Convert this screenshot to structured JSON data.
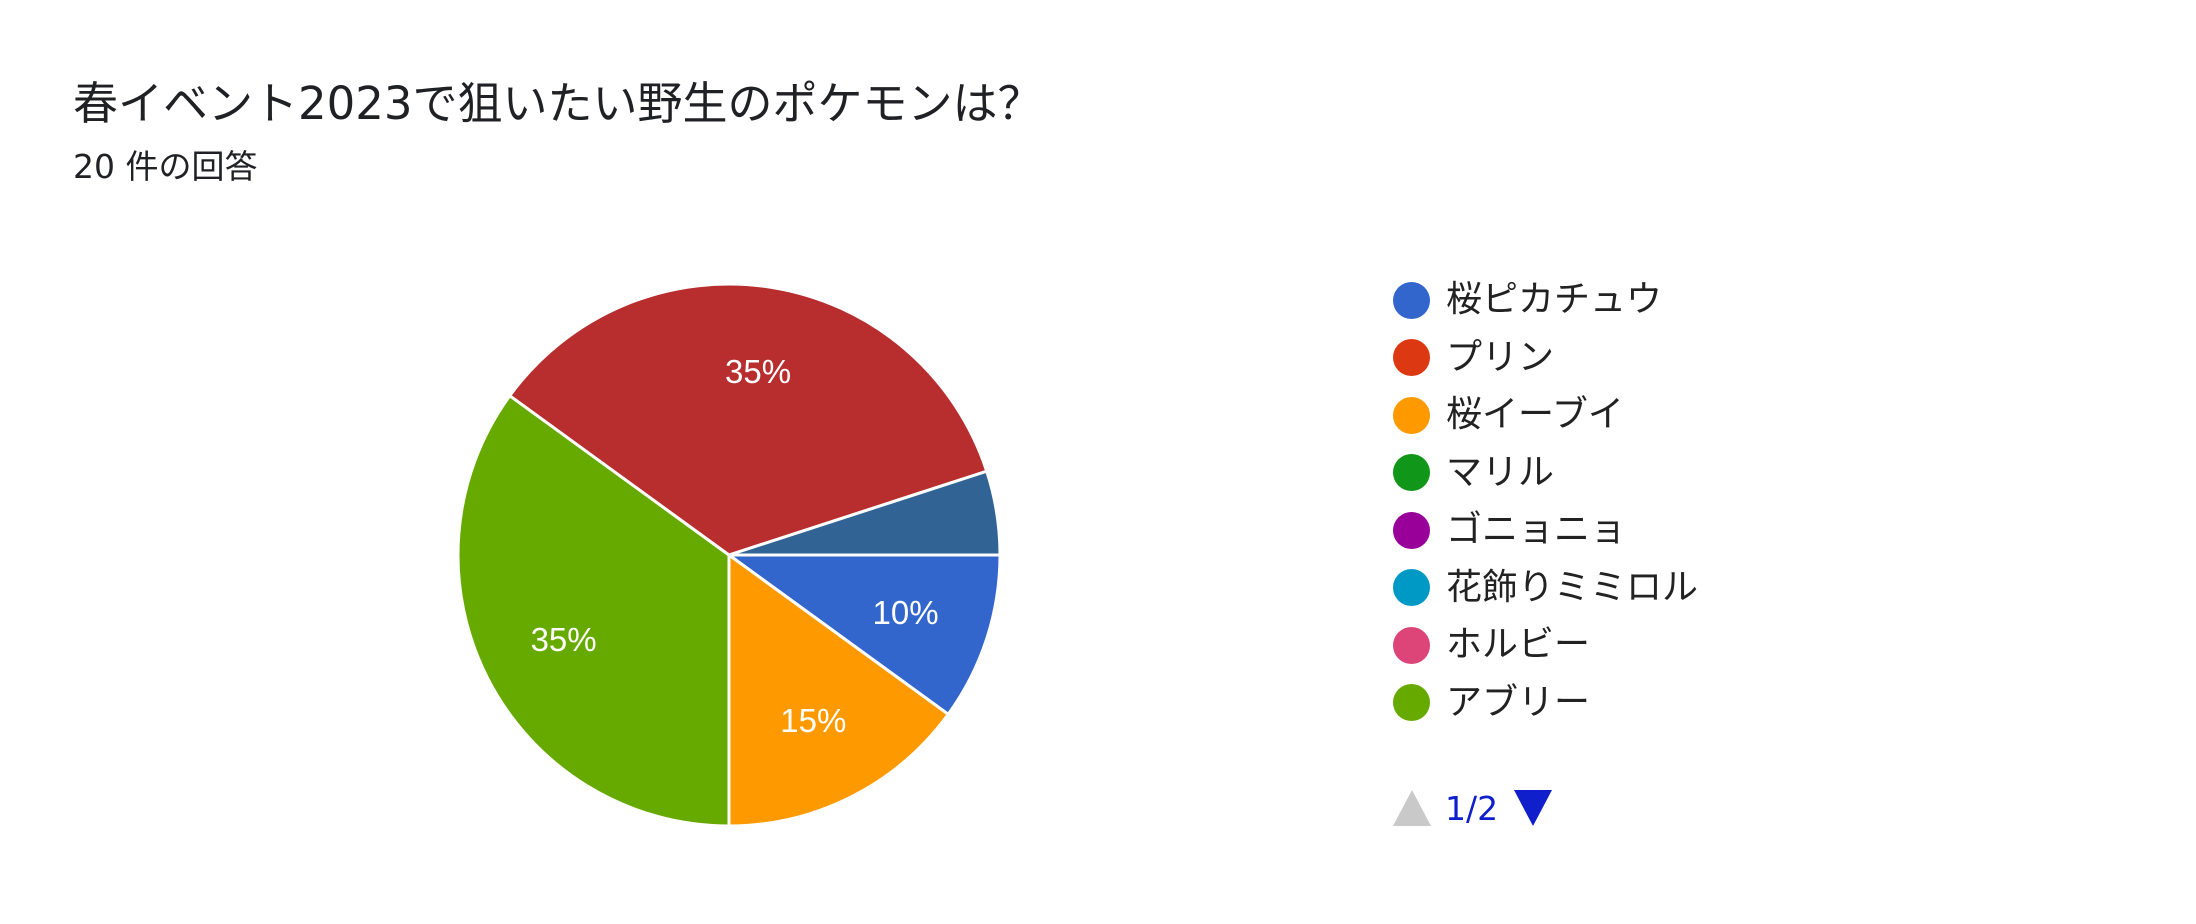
{
  "header": {
    "title": "春イベント2023で狙いたい野生のポケモンは？",
    "subtitle": "20 件の回答"
  },
  "chart_data": {
    "type": "pie",
    "title": "春イベント2023で狙いたい野生のポケモンは？",
    "total_responses": 20,
    "slices": [
      {
        "label": "桜ピカチュウ",
        "percent": 10,
        "display": "10%",
        "color": "#3366cc"
      },
      {
        "label": "プリン",
        "percent": 0,
        "display": "",
        "color": "#dc3912"
      },
      {
        "label": "桜イーブイ",
        "percent": 15,
        "display": "15%",
        "color": "#ff9900"
      },
      {
        "label": "マリル",
        "percent": 0,
        "display": "",
        "color": "#109618"
      },
      {
        "label": "ゴニョニョ",
        "percent": 0,
        "display": "",
        "color": "#990099"
      },
      {
        "label": "花飾りミミロル",
        "percent": 0,
        "display": "",
        "color": "#0099c6"
      },
      {
        "label": "ホルビー",
        "percent": 0,
        "display": "",
        "color": "#dd4477"
      },
      {
        "label": "アブリー",
        "percent": 35,
        "display": "35%",
        "color": "#66aa00"
      },
      {
        "label": "",
        "percent": 35,
        "display": "35%",
        "color": "#b82e2e"
      },
      {
        "label": "",
        "percent": 5,
        "display": "",
        "color": "#316395"
      }
    ],
    "legend_position": "right"
  },
  "legend": {
    "items": [
      {
        "label": "桜ピカチュウ",
        "color": "#3366cc"
      },
      {
        "label": "プリン",
        "color": "#dc3912"
      },
      {
        "label": "桜イーブイ",
        "color": "#ff9900"
      },
      {
        "label": "マリル",
        "color": "#109618"
      },
      {
        "label": "ゴニョニョ",
        "color": "#990099"
      },
      {
        "label": "花飾りミミロル",
        "color": "#0099c6"
      },
      {
        "label": "ホルビー",
        "color": "#dd4477"
      },
      {
        "label": "アブリー",
        "color": "#66aa00"
      }
    ],
    "pager": {
      "text": "1/2",
      "up_icon": "triangle-up-icon",
      "down_icon": "triangle-down-icon",
      "active_color": "#0f1fcc",
      "inactive_color": "#c9c9c9"
    }
  }
}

GIVEN EXERCISE: Extract every line of the data exactly; pictures stay out.

RESULT:
Convert this screenshot to structured JSON data.
{
  "header": {
    "title": "春イベント2023で狙いたい野生のポケモンは？",
    "subtitle": "20 件の回答"
  },
  "chart_data": {
    "type": "pie",
    "title": "春イベント2023で狙いたい野生のポケモンは？",
    "total_responses": 20,
    "slices": [
      {
        "label": "桜ピカチュウ",
        "percent": 10,
        "display": "10%",
        "color": "#3366cc"
      },
      {
        "label": "プリン",
        "percent": 0,
        "display": "",
        "color": "#dc3912"
      },
      {
        "label": "桜イーブイ",
        "percent": 15,
        "display": "15%",
        "color": "#ff9900"
      },
      {
        "label": "マリル",
        "percent": 0,
        "display": "",
        "color": "#109618"
      },
      {
        "label": "ゴニョニョ",
        "percent": 0,
        "display": "",
        "color": "#990099"
      },
      {
        "label": "花飾りミミロル",
        "percent": 0,
        "display": "",
        "color": "#0099c6"
      },
      {
        "label": "ホルビー",
        "percent": 0,
        "display": "",
        "color": "#dd4477"
      },
      {
        "label": "アブリー",
        "percent": 35,
        "display": "35%",
        "color": "#66aa00"
      },
      {
        "label": "",
        "percent": 35,
        "display": "35%",
        "color": "#b82e2e"
      },
      {
        "label": "",
        "percent": 5,
        "display": "",
        "color": "#316395"
      }
    ],
    "legend_position": "right"
  },
  "legend": {
    "items": [
      {
        "label": "桜ピカチュウ",
        "color": "#3366cc"
      },
      {
        "label": "プリン",
        "color": "#dc3912"
      },
      {
        "label": "桜イーブイ",
        "color": "#ff9900"
      },
      {
        "label": "マリル",
        "color": "#109618"
      },
      {
        "label": "ゴニョニョ",
        "color": "#990099"
      },
      {
        "label": "花飾りミミロル",
        "color": "#0099c6"
      },
      {
        "label": "ホルビー",
        "color": "#dd4477"
      },
      {
        "label": "アブリー",
        "color": "#66aa00"
      }
    ],
    "pager": {
      "text": "1/2",
      "up_icon": "triangle-up-icon",
      "down_icon": "triangle-down-icon",
      "active_color": "#0f1fcc",
      "inactive_color": "#c9c9c9"
    }
  }
}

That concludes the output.